Lines of data:
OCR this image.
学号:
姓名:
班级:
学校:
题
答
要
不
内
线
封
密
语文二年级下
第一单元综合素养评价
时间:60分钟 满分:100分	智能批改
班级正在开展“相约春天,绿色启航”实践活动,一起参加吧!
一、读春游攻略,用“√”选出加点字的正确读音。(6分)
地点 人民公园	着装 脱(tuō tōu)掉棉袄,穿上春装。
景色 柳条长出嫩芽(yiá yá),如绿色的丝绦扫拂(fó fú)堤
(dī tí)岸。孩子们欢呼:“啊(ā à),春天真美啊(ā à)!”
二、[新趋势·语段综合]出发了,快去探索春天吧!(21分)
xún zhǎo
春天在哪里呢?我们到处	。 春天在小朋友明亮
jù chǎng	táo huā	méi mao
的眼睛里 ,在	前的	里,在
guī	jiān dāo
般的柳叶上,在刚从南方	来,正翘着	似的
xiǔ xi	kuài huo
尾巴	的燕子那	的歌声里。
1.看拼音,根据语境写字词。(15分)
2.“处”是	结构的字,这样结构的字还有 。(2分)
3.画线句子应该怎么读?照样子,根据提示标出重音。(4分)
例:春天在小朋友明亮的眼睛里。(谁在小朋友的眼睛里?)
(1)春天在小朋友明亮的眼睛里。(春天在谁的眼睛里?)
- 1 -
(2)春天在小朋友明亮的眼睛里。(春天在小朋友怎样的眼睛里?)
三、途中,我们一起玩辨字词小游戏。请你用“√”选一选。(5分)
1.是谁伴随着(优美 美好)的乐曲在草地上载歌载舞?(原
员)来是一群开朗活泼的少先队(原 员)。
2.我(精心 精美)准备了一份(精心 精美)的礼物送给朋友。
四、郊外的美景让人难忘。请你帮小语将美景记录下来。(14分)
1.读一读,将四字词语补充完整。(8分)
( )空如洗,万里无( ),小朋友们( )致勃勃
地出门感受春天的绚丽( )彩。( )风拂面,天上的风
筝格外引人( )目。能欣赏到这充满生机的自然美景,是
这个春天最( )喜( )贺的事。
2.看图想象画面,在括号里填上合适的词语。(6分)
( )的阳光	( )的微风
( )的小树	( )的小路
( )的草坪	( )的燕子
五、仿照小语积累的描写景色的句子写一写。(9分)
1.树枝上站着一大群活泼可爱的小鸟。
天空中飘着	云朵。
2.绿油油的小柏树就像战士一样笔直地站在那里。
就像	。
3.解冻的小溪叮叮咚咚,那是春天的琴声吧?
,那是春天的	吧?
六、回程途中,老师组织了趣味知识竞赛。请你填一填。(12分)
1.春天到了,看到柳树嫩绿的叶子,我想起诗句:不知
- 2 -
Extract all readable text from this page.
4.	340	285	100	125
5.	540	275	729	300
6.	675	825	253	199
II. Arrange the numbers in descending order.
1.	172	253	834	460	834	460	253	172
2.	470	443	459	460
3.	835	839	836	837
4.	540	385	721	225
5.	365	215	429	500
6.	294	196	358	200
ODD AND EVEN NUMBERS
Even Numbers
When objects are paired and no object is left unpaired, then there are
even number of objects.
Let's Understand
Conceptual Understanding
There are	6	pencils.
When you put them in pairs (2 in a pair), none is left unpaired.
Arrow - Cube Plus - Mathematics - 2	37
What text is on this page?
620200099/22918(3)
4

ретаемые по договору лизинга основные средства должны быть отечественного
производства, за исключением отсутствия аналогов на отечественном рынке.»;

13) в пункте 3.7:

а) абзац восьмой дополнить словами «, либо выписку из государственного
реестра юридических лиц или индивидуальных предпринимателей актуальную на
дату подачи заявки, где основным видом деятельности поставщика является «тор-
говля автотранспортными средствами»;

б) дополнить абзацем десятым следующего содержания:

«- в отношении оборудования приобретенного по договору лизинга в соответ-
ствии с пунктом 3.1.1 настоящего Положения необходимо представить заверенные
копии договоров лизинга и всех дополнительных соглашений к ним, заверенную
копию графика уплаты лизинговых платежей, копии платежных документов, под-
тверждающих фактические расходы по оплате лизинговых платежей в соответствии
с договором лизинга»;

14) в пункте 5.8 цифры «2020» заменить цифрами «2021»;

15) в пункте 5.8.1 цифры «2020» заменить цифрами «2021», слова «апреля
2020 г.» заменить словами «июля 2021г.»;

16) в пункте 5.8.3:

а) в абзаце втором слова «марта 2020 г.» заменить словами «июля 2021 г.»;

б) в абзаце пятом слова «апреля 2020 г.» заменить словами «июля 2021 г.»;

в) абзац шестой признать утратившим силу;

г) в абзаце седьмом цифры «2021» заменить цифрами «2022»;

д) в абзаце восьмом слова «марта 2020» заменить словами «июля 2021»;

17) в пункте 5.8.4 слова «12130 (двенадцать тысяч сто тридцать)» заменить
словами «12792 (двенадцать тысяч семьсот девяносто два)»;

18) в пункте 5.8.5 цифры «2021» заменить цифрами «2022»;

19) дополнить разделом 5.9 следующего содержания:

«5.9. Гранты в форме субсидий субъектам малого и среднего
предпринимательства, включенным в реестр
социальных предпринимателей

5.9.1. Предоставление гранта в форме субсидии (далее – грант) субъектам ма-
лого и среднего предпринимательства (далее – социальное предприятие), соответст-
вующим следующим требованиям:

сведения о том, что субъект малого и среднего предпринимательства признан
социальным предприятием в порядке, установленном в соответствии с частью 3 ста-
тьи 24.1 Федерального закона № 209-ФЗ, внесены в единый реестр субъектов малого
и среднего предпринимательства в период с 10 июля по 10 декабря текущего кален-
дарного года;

==

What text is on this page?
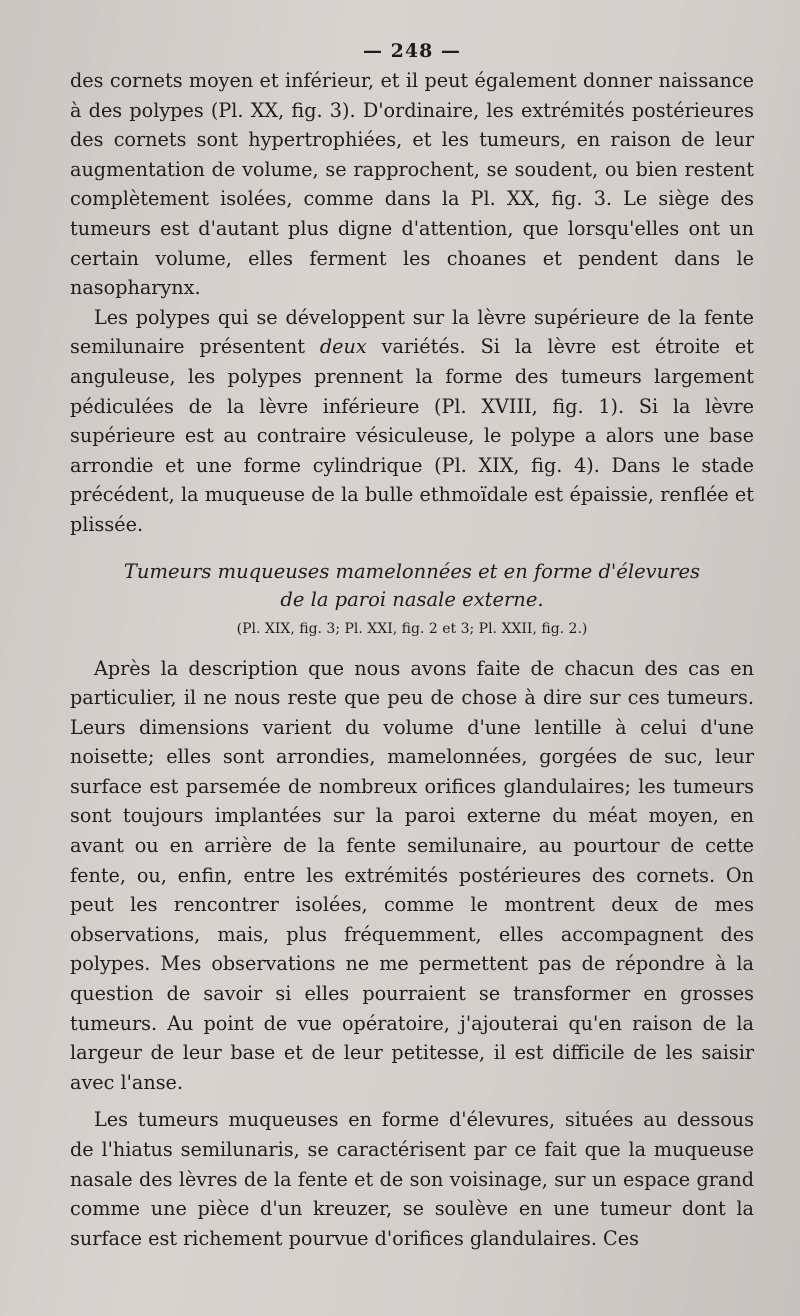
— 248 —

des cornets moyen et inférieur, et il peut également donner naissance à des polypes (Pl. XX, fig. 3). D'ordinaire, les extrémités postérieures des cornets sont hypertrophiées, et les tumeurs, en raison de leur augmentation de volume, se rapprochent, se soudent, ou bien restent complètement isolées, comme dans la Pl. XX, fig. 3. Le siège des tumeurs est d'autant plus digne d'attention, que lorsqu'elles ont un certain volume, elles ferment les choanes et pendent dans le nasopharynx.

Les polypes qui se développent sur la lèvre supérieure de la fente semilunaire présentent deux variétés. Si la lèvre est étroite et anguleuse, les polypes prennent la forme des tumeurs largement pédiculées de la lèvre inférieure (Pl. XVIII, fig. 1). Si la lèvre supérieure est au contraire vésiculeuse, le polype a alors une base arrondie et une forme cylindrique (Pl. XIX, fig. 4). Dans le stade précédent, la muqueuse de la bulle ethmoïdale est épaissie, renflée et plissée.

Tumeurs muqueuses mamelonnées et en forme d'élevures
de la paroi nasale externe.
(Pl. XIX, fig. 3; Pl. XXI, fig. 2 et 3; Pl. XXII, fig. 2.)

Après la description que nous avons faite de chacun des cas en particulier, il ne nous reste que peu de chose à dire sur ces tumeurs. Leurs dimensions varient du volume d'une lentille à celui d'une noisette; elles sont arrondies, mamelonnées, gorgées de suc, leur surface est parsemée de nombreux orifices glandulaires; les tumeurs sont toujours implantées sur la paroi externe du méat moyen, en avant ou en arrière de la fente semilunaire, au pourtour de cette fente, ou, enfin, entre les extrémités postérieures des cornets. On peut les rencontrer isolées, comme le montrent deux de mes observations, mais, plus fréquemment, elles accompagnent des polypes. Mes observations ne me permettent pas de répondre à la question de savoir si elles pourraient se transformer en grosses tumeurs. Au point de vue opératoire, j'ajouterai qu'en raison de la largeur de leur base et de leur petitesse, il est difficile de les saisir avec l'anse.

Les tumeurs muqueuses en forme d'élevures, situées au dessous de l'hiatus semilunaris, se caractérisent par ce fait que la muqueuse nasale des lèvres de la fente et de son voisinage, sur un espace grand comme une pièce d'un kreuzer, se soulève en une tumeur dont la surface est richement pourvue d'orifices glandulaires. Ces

--

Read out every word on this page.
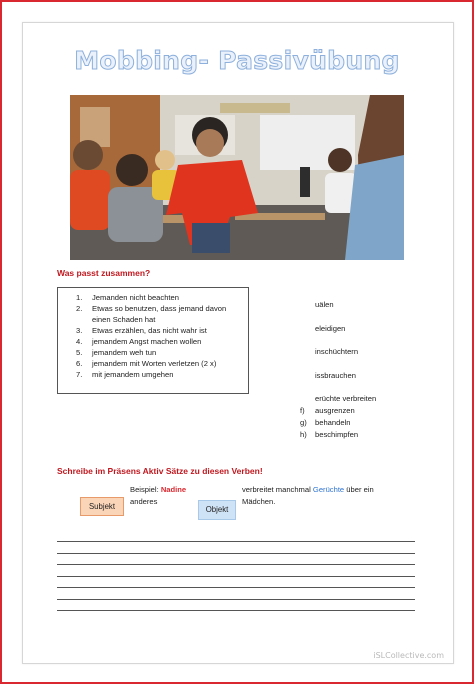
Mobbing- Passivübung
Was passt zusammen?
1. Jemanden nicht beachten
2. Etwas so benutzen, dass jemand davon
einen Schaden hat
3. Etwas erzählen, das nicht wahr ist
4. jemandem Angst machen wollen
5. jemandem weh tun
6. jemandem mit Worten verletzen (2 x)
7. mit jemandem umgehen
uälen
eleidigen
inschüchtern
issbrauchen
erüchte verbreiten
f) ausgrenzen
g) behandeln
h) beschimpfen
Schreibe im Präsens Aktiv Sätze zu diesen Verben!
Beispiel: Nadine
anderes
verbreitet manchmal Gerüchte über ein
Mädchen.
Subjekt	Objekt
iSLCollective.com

**To do**. Search the lines above for the string "апреля" and copy each line that has it.

**Response to this task**.
15) в пункте 5.8.1 цифры «2020» заменить цифрами «2021», слова «апреля
б) в абзаце пятом слова «апреля 2020 г.» заменить словами «июля 2021 г.»;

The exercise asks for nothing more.